[Problem A] Among the rows that follow the text, output as a Markdown table with columns "Number" and "Line" everything from the line with "simulator-window-toolbar: SE (40mm)" up to and including the line with "131, 277, 169]". Leave out blank lines.

#### Excerpted passage

The central thesis is simple: the next competitive advantage won't come just from adopting AI first. It will come from building companies that are legible, interoperable and actionable by agents, without losing strategic coherence, governance, or business value.

 

1. From AI as a tool to AI as an economic agent

 

For years, the corporate AI conversation focused on productivity, analytics, point automation and decision support. That cycle was relevant but insufficient to explain the current moment. What is changing now is that AI is ceasing to be just a tool plugged into existing processes; it is beginning to take an active role in task coordination, contextual usage, system interaction and multi-step workflow execution.

 

This shift repositions AI within the firm and the market. It is not just about accelerating known tasks; it is about creating new forms of mediation between intent and execution. In other words: less about answering questions, more about interpreting goals, navigating constraints, triggering capabilities and delivering results.

 

This transition makes the B2A concept essential. It names a shift already underway: agents are moving beyond "assistants" to become practical intermediaries in the relationship between companies, customers, products, services and operations.

 

2. B2A as a new market layer

 

B2A does not replace B2B or B2C; it adds a new layer to existing logic. Instead of thinking only of companies selling to companies or consumers, it now makes sense to think of companies operating for agents that represent consumers, employees, teams, or other organizations.

 

In practice, this means an increasing share of discovery, comparison, recommendation, purchasing, negotiation and execution may pass through agents. Instead of a person opening an app, manually searching, comparing options and checking availability, an agent can execute much of this journey — provided it has access to structured information, clear rules and reliable interfaces.

 

This redefines what it means to compete. In many contexts, the battle moves from the human interface to the machine-readability layer. It becomes less about winning attention and more about winning interpretability, trust, availability and execution capacity within agentic ecosystems.

 

3. The consumer side is already in motion

 

There is a common tendency to treat agents as an exclusively corporate topic linked to internal efficiency. This is a short-sighted view. The movement is also advancing at the edge, where consumers are beginning to accept the idea of delegating daily activities to intelligent systems.

 

Recent data highlights this shift. According to Salesforce, 39% of consumers are already comfortable with agents scheduling appointments for them. Nearly a quarter are comfortable with agents shopping on their behalf. Furthermore, 70% would use agents to optimize loyalty points, 67% to handle exchanges and returns and 66% to buy items when prices drop.

########
#### Material provided

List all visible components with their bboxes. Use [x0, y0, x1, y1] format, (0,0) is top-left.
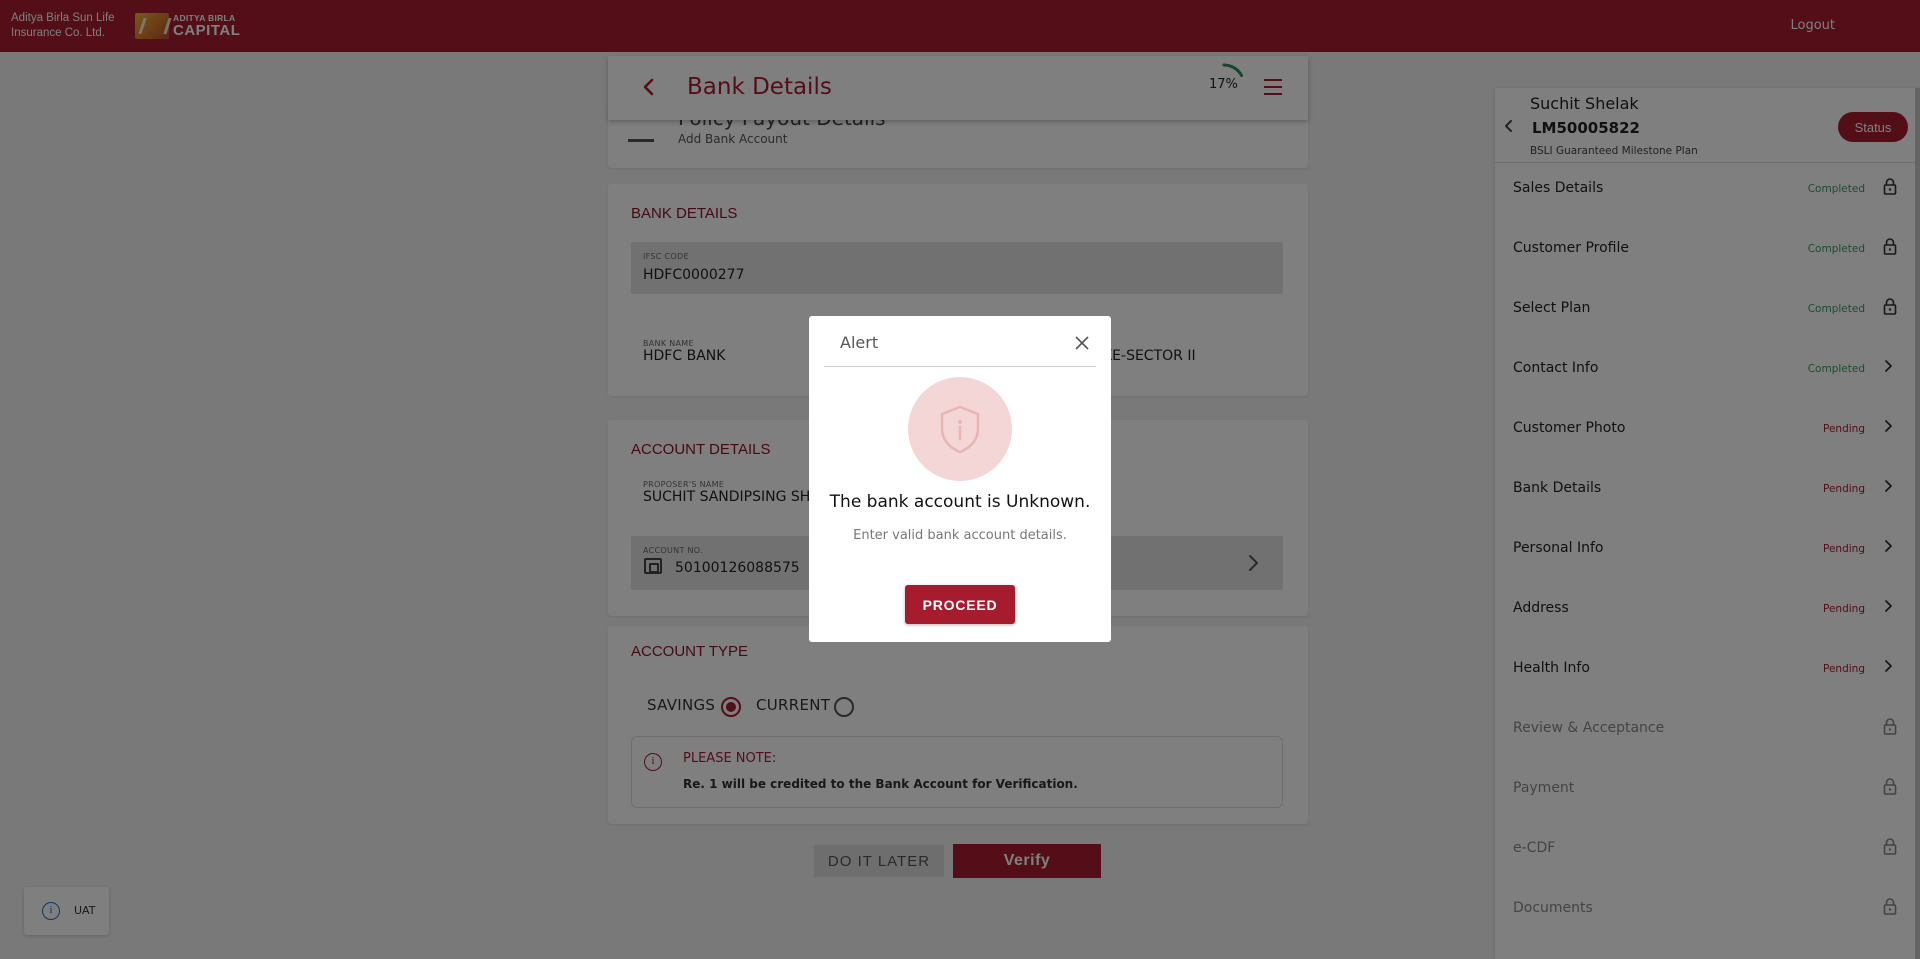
- dialog-divider: [824, 366, 1096, 367]
- dialog-title: Alert: [840, 333, 879, 352]
- dialog-message: The bank account is Unknown.: [829, 492, 1091, 512]
- alert-dialog: Alert The bank account is Unknown. Enter…: [809, 316, 1111, 642]
- dialog-submessage: Enter valid bank account details.: [853, 528, 1067, 543]
- close-icon[interactable]: [1074, 335, 1090, 351]
- shield-info-icon: [908, 377, 1012, 481]
- proceed-button[interactable]: PROCEED: [905, 585, 1015, 624]
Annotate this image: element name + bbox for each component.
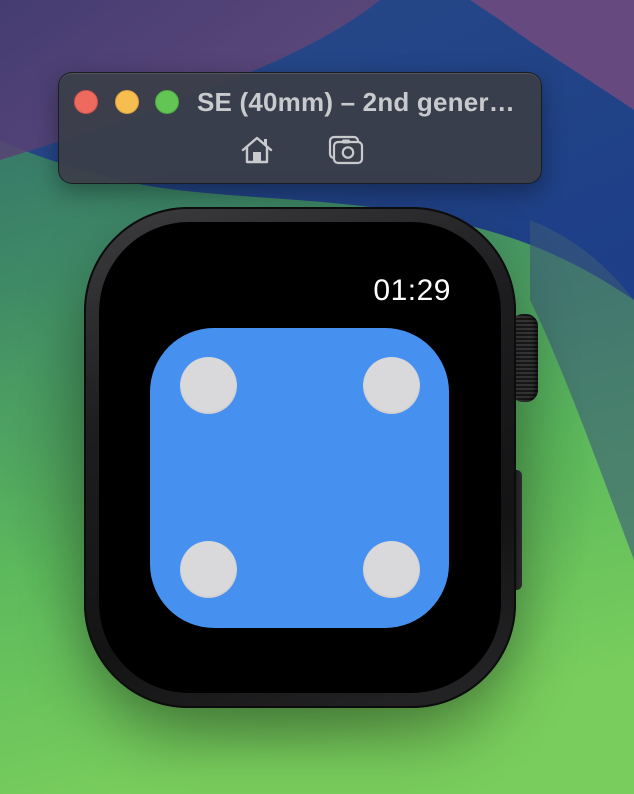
simulator-window-toolbar: SE (40mm) – 2nd gener…	[58, 72, 542, 184]
dice-pip	[363, 357, 420, 414]
watch-time: 01:29	[373, 274, 451, 307]
minimize-window-button[interactable]	[115, 90, 139, 114]
window-title: SE (40mm) – 2nd gener…	[197, 87, 515, 117]
watch-screen: 01:29	[99, 222, 501, 693]
zoom-window-button[interactable]	[155, 90, 179, 114]
home-icon	[241, 136, 273, 164]
dice-pip	[180, 541, 237, 598]
close-window-button[interactable]	[74, 90, 98, 114]
screenshot-button[interactable]	[326, 131, 366, 169]
dice-face-button[interactable]	[150, 328, 449, 628]
screenshot-icon	[328, 135, 364, 165]
dice-pip	[363, 541, 420, 598]
home-button[interactable]	[237, 131, 277, 169]
dice-pip	[180, 357, 237, 414]
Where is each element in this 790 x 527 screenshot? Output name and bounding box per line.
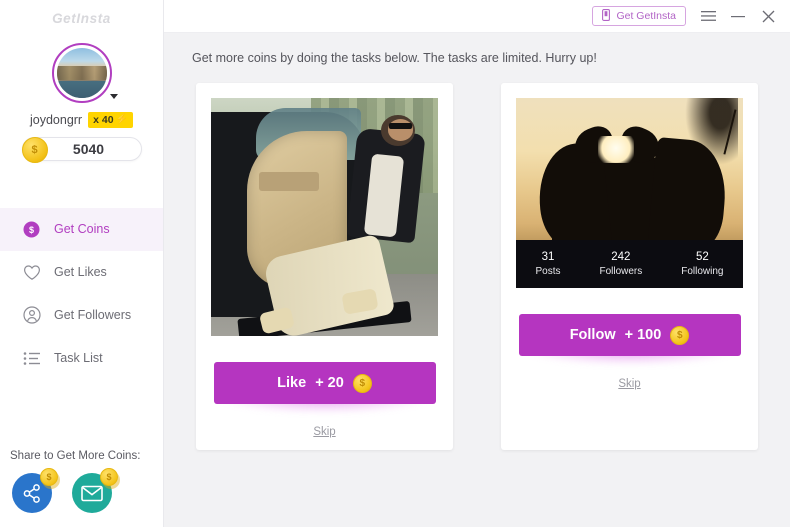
- stat-label: Posts: [535, 265, 561, 277]
- task-photo[interactable]: 31 Posts 242 Followers 52 Following: [516, 98, 743, 288]
- sidebar: GetInsta joydongrr x 40 ⚡ $ 5040 $ Get C…: [0, 0, 164, 527]
- get-getinsta-label: Get GetInsta: [616, 10, 676, 22]
- stat-followers: 242 Followers: [599, 250, 642, 279]
- bolt-icon: ⚡: [115, 113, 128, 125]
- follow-action-wrap: Follow + 100 $: [518, 314, 741, 365]
- sidebar-item-task-list[interactable]: Task List: [0, 337, 163, 380]
- tasks-heading: Get more coins by doing the tasks below.…: [192, 51, 597, 65]
- sidebar-item-label: Get Likes: [54, 265, 107, 280]
- multiplier-value: x 40: [93, 113, 114, 126]
- stat-value: 31: [541, 250, 555, 263]
- minimize-icon[interactable]: [730, 8, 746, 24]
- like-button[interactable]: Like + 20 $: [213, 362, 436, 404]
- coin-icon: $: [21, 136, 48, 163]
- sidebar-item-get-followers[interactable]: Get Followers: [0, 294, 163, 337]
- sidebar-item-get-coins[interactable]: $ Get Coins: [0, 207, 163, 251]
- follow-button[interactable]: Follow + 100 $: [518, 314, 741, 356]
- share-section: Share to Get More Coins: $ $: [6, 450, 158, 513]
- svg-text:$: $: [29, 225, 34, 235]
- follow-reward-label: + 100: [624, 327, 662, 343]
- user-circle-icon: [22, 306, 41, 325]
- stat-label: Following: [681, 265, 724, 277]
- avatar-ring: [51, 43, 112, 103]
- getinsta-app-window: GetInsta joydongrr x 40 ⚡ $ 5040 $ Get C…: [0, 0, 790, 527]
- chevron-down-icon[interactable]: [109, 94, 118, 99]
- stat-value: 242: [611, 250, 631, 263]
- share-email-button[interactable]: $: [72, 468, 118, 513]
- coin-badge: $: [40, 468, 58, 486]
- coin-badge: $: [100, 468, 118, 486]
- hamburger-menu-icon[interactable]: [700, 8, 716, 24]
- stat-label: Followers: [599, 265, 643, 277]
- titlebar: Get GetInsta: [164, 0, 790, 33]
- app-logo: GetInsta: [52, 11, 111, 26]
- profile-stats: 31 Posts 242 Followers 52 Following: [516, 240, 743, 288]
- stat-following: 52 Following: [681, 250, 723, 279]
- multiplier-badge: x 40 ⚡: [88, 112, 133, 128]
- avatar[interactable]: [51, 43, 118, 103]
- user-row: joydongrr x 40 ⚡: [30, 112, 133, 128]
- sidebar-item-label: Get Followers: [54, 308, 132, 323]
- task-card-like: Like + 20 $ Skip: [196, 83, 453, 450]
- follow-button-label: Follow: [569, 327, 616, 343]
- task-card-follow: 31 Posts 242 Followers 52 Following Foll…: [501, 83, 758, 450]
- like-action-wrap: Like + 20 $: [213, 362, 436, 413]
- like-reward-label: + 20: [315, 375, 344, 391]
- list-icon: [22, 349, 41, 368]
- sidebar-nav: $ Get Coins Get Likes Get Followers Task…: [0, 207, 163, 380]
- heart-icon: [22, 263, 41, 282]
- share-icons: $ $: [6, 468, 158, 513]
- skip-link[interactable]: Skip: [618, 378, 640, 390]
- get-getinsta-button[interactable]: Get GetInsta: [592, 6, 686, 26]
- coin-balance-bar[interactable]: $ 5040: [21, 136, 142, 163]
- task-cards: Like + 20 $ Skip 31 Posts 242 Followers …: [164, 65, 790, 450]
- like-button-label: Like: [277, 375, 307, 391]
- coin-icon: $: [670, 325, 690, 345]
- close-icon[interactable]: [760, 8, 776, 24]
- sidebar-item-get-likes[interactable]: Get Likes: [0, 251, 163, 294]
- username-label: joydongrr: [29, 112, 83, 127]
- share-network-button[interactable]: $: [12, 468, 58, 513]
- sidebar-item-label: Get Coins: [54, 222, 110, 237]
- coin-icon: $: [352, 373, 372, 393]
- stat-value: 52: [695, 250, 709, 263]
- coin-icon: $: [22, 220, 41, 239]
- share-section-title: Share to Get More Coins:: [10, 450, 141, 462]
- phone-icon: [602, 8, 611, 24]
- skip-link[interactable]: Skip: [313, 426, 335, 438]
- sidebar-item-label: Task List: [54, 351, 103, 366]
- main-content: Get GetInsta Get more coins by doing the…: [164, 0, 790, 527]
- stat-posts: 31 Posts: [535, 250, 560, 279]
- avatar-image: [56, 48, 107, 98]
- task-photo[interactable]: [211, 98, 438, 336]
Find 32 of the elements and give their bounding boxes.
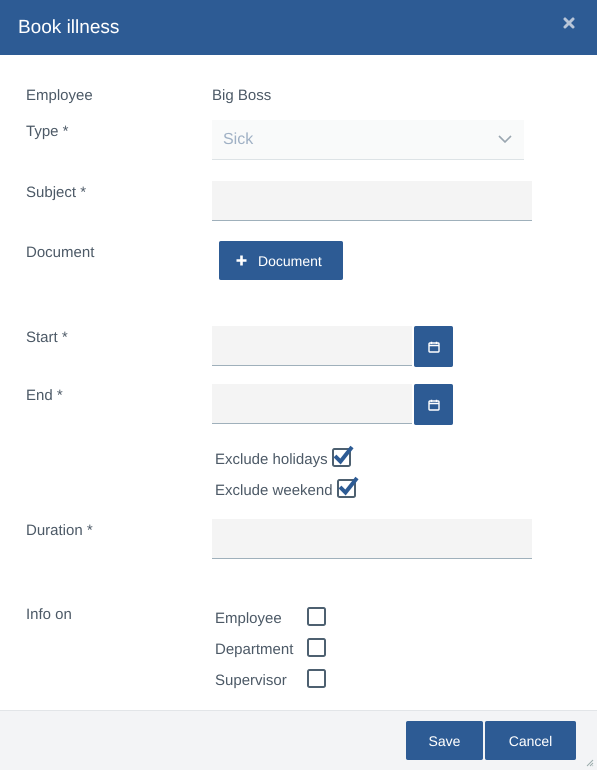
field-label: Subject * [26, 184, 86, 201]
calendar-button[interactable] [414, 326, 453, 367]
field-label: Employee [26, 87, 93, 104]
field-label: Start * [26, 329, 68, 346]
field-value: Big Boss [212, 87, 272, 104]
calendar-button[interactable] [414, 384, 453, 425]
cancel-button[interactable]: Cancel [485, 721, 576, 760]
date-field[interactable] [212, 326, 412, 366]
field-label: End * [26, 387, 63, 404]
calendar-icon [428, 398, 440, 410]
checkbox[interactable] [330, 444, 354, 468]
field-label: Type * [26, 123, 69, 140]
close-icon[interactable] [563, 17, 575, 29]
calendar-icon [428, 340, 440, 352]
add-document-button[interactable]: Document [219, 241, 343, 280]
field-label: Document [26, 244, 94, 261]
save-button[interactable]: Save [406, 721, 483, 760]
input-field[interactable] [212, 181, 532, 221]
checkbox-label: Supervisor [215, 672, 288, 689]
checkbox-label: Employee [215, 610, 283, 627]
field-label: Duration * [26, 522, 93, 539]
resize-grip-icon[interactable] [586, 759, 594, 767]
chevron-down-icon [498, 135, 512, 144]
dialog-title: Book illness [18, 16, 120, 38]
field-label: Info on [26, 606, 72, 623]
date-field[interactable] [212, 384, 412, 424]
checkbox-label: Exclude holidays [215, 451, 328, 468]
checkbox-label: Department [215, 641, 294, 658]
plus-icon [236, 255, 247, 266]
input-field[interactable] [212, 519, 532, 559]
checkbox[interactable] [334, 475, 359, 499]
checkbox-label: Exclude weekend [215, 482, 333, 499]
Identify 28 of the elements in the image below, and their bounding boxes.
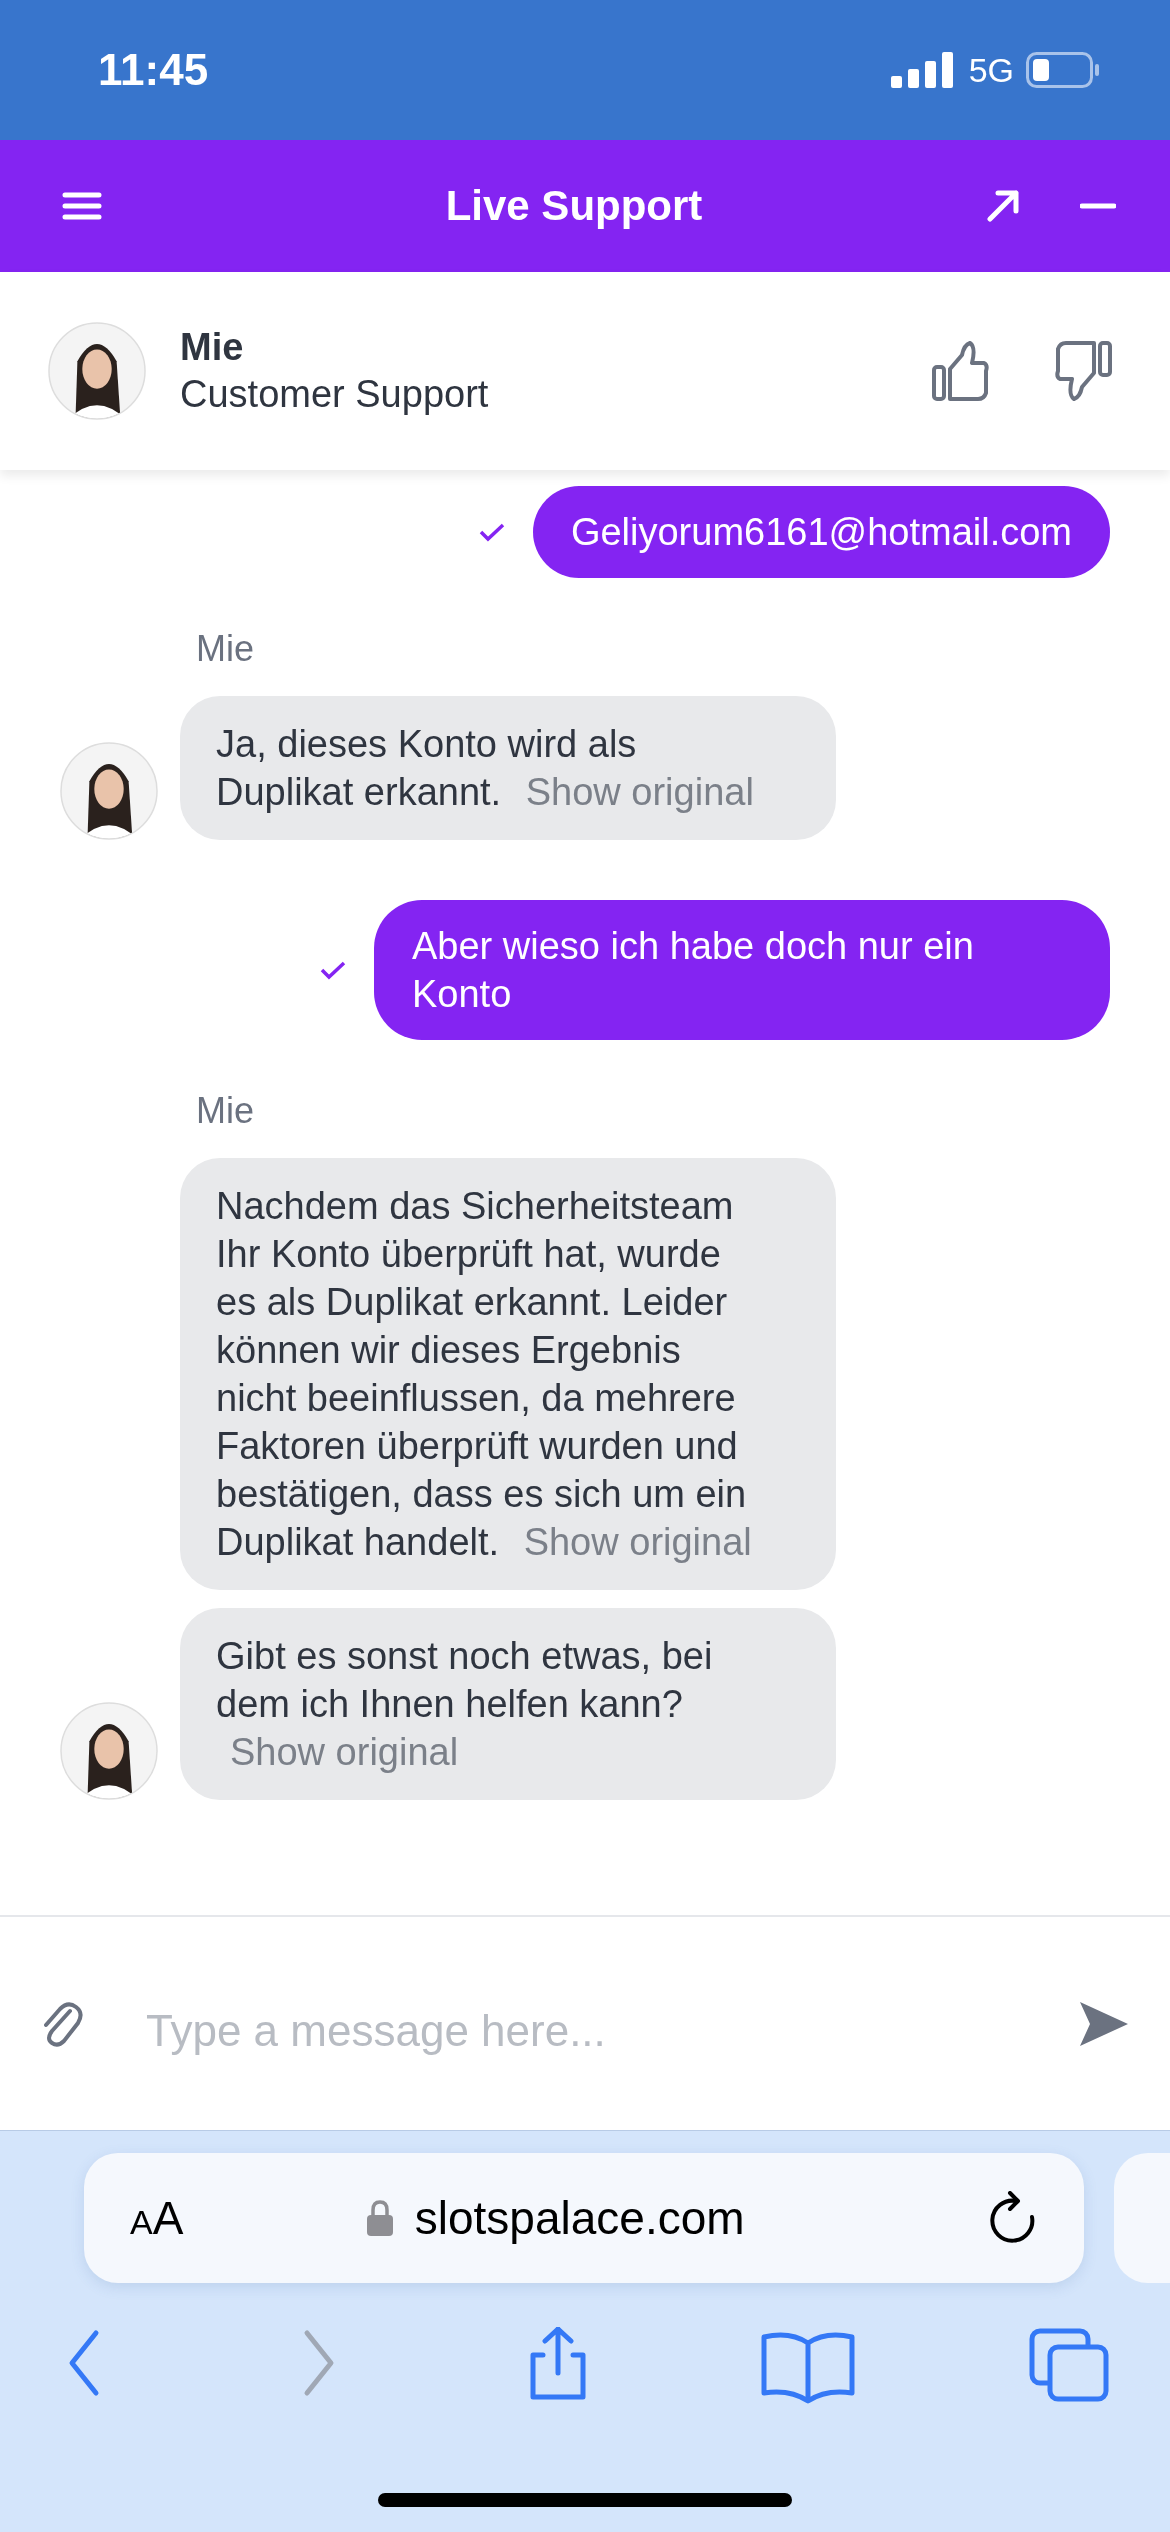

########

[Problem B]
Answer these questions on the B2A passage above, one per line:
(i) What does B2A add to existing logic instead of replacing B2B or B2C?
(ii) According to Salesforce, what percentage of consumers are already comfortable with agents scheduling appointments for them?
(iii) In many contexts, where does the battle move from and to?

[Expected answer A]
| Number | Line |
|---|---|
| 1 | simulator-window-toolbar: SE (40mm) – 2nd gener…	[58, 72, 542, 184] |
| 2 | dice-pip	[363, 357, 420, 414] |
| 3 | watch-time: 01:29	[373, 274, 451, 307] |
| 4 | minimize-window-button[interactable]	[115, 90, 139, 114] |
| 5 | window-title: SE (40mm) – 2nd gener…	[197, 87, 515, 117] |
| 6 | watch-screen: 01:29	[99, 222, 501, 693] |
| 7 | zoom-window-button[interactable]	[155, 90, 179, 114] |
| 8 | home-icon	[241, 136, 273, 164] |
| 9 | dice-pip	[180, 541, 237, 598] |
| 10 | close-window-button[interactable]	[74, 90, 98, 114] |
| 11 | screenshot-button[interactable]	[326, 131, 366, 169] |
| 12 | dice-face-button[interactable]	[150, 328, 449, 628] |
| 13 | screenshot-icon	[328, 135, 364, 165] |
| 14 | dice-pip	[363, 541, 420, 598] |
| 15 | home-button[interactable]	[237, 131, 277, 169] |

[Expected answer B]
(i) A new layer.
(ii) 39%.
(iii) From the human interface to the machine-readability layer.